**Written exercise**
Pick every line from the data that holds the word "activités".

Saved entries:
● ● ●

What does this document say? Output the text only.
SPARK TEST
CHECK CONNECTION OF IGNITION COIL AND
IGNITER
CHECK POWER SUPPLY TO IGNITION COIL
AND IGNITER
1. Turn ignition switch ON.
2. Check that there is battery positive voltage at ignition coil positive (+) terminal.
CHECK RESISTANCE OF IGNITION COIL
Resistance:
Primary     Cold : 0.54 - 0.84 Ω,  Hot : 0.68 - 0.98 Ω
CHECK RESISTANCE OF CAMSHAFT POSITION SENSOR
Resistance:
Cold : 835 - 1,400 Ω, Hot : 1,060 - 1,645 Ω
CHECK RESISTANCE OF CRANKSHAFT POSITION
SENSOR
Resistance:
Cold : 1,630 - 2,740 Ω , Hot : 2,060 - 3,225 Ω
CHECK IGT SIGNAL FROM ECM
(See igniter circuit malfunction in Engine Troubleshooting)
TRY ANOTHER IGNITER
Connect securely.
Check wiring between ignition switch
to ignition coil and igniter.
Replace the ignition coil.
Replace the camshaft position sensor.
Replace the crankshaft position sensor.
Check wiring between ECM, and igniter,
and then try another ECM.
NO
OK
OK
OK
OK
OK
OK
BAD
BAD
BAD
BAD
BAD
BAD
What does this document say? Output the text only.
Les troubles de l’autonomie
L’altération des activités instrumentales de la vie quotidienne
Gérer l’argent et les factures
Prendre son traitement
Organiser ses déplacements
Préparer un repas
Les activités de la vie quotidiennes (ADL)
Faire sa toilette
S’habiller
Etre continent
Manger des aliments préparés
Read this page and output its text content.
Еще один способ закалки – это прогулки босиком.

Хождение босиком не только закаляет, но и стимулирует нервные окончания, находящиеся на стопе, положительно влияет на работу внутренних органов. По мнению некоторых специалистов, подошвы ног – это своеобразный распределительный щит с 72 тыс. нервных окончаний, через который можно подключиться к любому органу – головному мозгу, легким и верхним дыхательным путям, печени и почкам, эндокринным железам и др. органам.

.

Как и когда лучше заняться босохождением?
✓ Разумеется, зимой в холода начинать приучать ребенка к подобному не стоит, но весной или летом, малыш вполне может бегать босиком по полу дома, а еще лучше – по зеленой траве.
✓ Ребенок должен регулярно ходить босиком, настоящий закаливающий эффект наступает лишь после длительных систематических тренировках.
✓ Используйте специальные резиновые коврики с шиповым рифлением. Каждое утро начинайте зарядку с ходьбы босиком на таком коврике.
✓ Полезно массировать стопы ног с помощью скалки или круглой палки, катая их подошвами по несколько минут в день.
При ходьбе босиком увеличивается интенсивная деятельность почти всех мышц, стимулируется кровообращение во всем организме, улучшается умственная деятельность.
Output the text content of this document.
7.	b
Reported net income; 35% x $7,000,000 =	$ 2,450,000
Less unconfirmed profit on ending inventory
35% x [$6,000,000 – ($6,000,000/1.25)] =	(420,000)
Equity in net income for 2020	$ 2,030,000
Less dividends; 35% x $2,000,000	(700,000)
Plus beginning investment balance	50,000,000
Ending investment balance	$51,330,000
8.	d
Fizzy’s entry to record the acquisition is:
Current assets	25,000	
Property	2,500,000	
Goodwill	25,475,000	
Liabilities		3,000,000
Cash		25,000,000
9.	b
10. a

● ● ●

**Solution to the problem**
L’altération des activités instrumentales de la vie quotidienne
Les activités de la vie quotidiennes (ADL)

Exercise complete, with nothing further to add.